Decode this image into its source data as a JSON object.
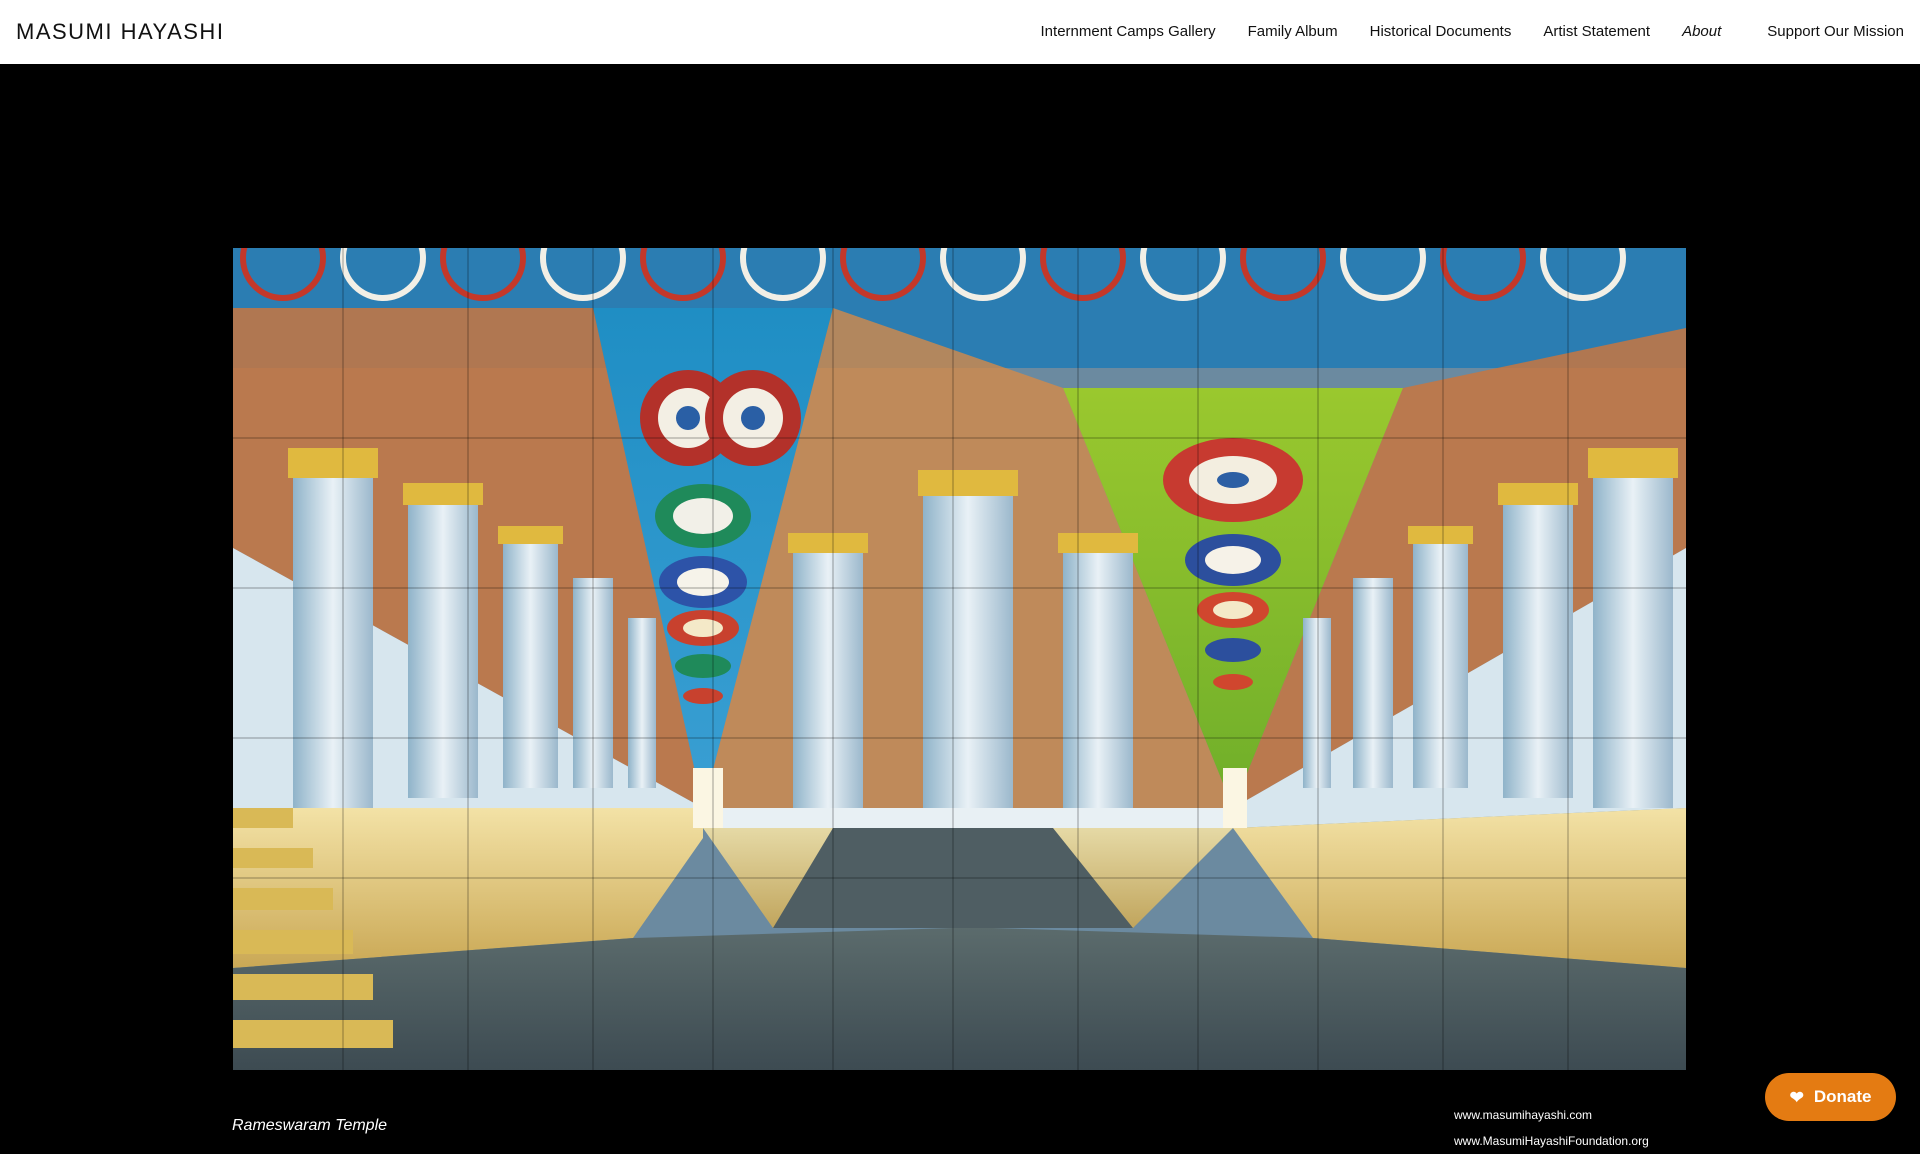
{
  "site": {
    "title": "MASUMI HAYASHI"
  },
  "nav": {
    "items": [
      {
        "label": "Internment Camps Gallery"
      },
      {
        "label": "Family Album"
      },
      {
        "label": "Historical Documents"
      },
      {
        "label": "Artist Statement"
      },
      {
        "label": "About",
        "active": true
      }
    ],
    "support_label": "Support Our Mission"
  },
  "artwork": {
    "caption": "Rameswaram Temple"
  },
  "footer_links": [
    "www.masumihayashi.com",
    "www.MasumiHayashiFoundation.org"
  ],
  "donate": {
    "label": "Donate",
    "icon": "heart-icon",
    "color": "#e47b12"
  }
}
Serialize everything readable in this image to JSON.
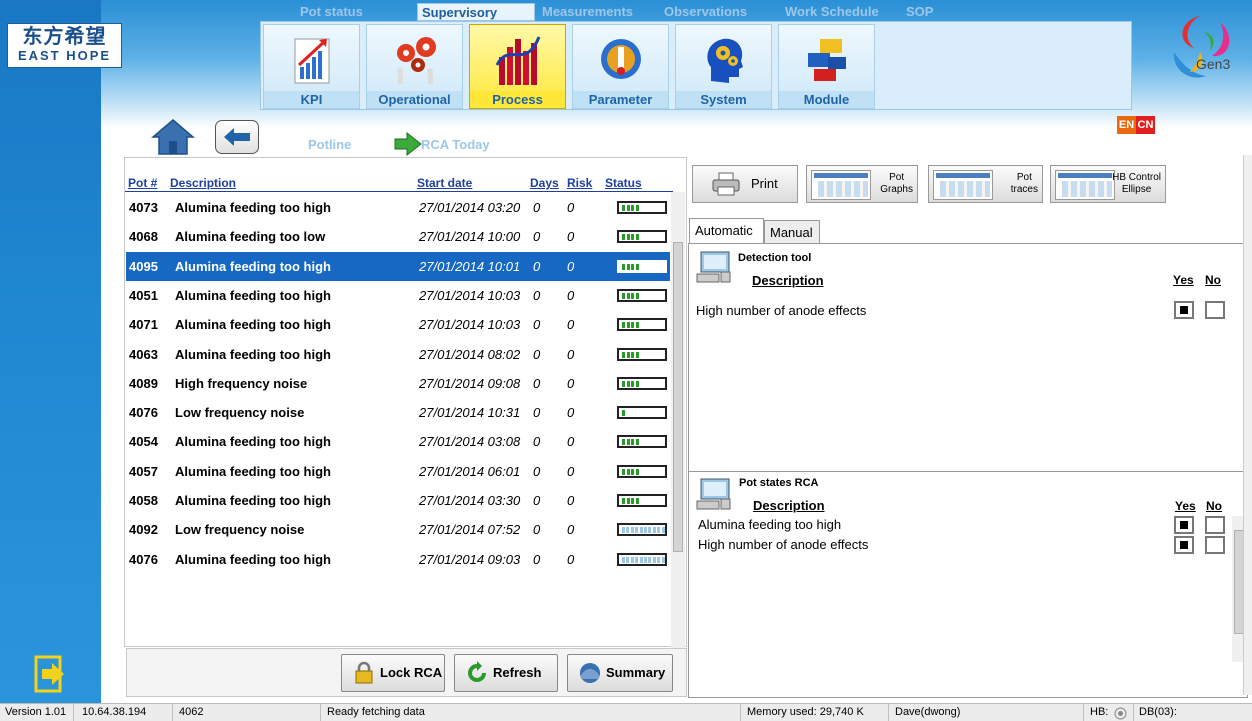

—————

INSTRUCTIONS FOR THE TASK. Pictures are to be left out; the records above must be repeated word for word.

FULL OUTPUT.
Decode this image into its source data as a JSON object.
{
  "site": {
    "title": "MASUMI HAYASHI"
  },
  "nav": {
    "items": [
      {
        "label": "Internment Camps Gallery"
      },
      {
        "label": "Family Album"
      },
      {
        "label": "Historical Documents"
      },
      {
        "label": "Artist Statement"
      },
      {
        "label": "About",
        "active": true
      }
    ],
    "support_label": "Support Our Mission"
  },
  "artwork": {
    "caption": "Rameswaram Temple"
  },
  "footer_links": [
    "www.masumihayashi.com",
    "www.MasumiHayashiFoundation.org"
  ],
  "donate": {
    "label": "Donate",
    "icon": "heart-icon",
    "color": "#e47b12"
  }
}
Serialize everything readable in this image to JSON.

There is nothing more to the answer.